Content starts
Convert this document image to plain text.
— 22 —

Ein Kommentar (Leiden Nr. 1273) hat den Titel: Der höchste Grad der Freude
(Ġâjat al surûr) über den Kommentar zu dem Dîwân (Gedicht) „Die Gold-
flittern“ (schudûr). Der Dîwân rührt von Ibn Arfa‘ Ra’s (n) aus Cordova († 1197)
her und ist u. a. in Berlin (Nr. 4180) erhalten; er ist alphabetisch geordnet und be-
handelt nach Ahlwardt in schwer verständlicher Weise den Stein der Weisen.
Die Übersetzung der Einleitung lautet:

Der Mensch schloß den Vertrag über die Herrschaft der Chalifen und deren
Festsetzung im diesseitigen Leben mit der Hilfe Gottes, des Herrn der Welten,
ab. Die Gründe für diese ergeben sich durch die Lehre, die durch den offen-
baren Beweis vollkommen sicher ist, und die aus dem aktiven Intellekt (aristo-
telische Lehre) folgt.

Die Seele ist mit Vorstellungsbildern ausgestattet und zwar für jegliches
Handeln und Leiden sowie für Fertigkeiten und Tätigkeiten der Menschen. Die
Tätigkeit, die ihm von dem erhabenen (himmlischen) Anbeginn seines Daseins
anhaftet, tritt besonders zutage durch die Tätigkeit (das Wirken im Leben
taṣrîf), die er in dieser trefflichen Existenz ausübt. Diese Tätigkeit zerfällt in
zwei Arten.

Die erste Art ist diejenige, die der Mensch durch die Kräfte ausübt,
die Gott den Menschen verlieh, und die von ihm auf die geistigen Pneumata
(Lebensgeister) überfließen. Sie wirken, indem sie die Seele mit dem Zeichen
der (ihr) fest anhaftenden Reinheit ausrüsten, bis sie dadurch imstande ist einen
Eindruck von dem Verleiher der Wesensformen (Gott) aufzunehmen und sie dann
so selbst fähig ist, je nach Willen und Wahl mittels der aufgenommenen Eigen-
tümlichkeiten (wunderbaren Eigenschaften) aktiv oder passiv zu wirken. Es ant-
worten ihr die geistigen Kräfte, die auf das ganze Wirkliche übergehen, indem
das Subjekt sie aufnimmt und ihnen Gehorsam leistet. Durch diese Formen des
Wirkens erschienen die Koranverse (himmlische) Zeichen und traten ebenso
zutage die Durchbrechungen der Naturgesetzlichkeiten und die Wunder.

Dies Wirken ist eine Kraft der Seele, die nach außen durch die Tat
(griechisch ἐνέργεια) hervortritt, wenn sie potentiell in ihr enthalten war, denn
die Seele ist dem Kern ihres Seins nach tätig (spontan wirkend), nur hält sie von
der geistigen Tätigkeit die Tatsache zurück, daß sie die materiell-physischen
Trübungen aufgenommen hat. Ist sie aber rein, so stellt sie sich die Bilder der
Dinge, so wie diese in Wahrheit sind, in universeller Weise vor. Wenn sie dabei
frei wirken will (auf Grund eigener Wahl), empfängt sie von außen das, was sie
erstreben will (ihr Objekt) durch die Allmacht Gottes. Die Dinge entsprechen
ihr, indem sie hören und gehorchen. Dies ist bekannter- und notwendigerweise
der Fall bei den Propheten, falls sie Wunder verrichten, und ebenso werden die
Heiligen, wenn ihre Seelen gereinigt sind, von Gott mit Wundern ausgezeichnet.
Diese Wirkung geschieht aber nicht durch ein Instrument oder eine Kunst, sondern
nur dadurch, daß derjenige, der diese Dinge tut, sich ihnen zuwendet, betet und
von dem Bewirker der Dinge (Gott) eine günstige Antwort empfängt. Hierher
Content ends
▶ What you will do: The total, and nothing more: how many lines in the entries contain "Kommentar"?

▶ Solution to the exercise: 2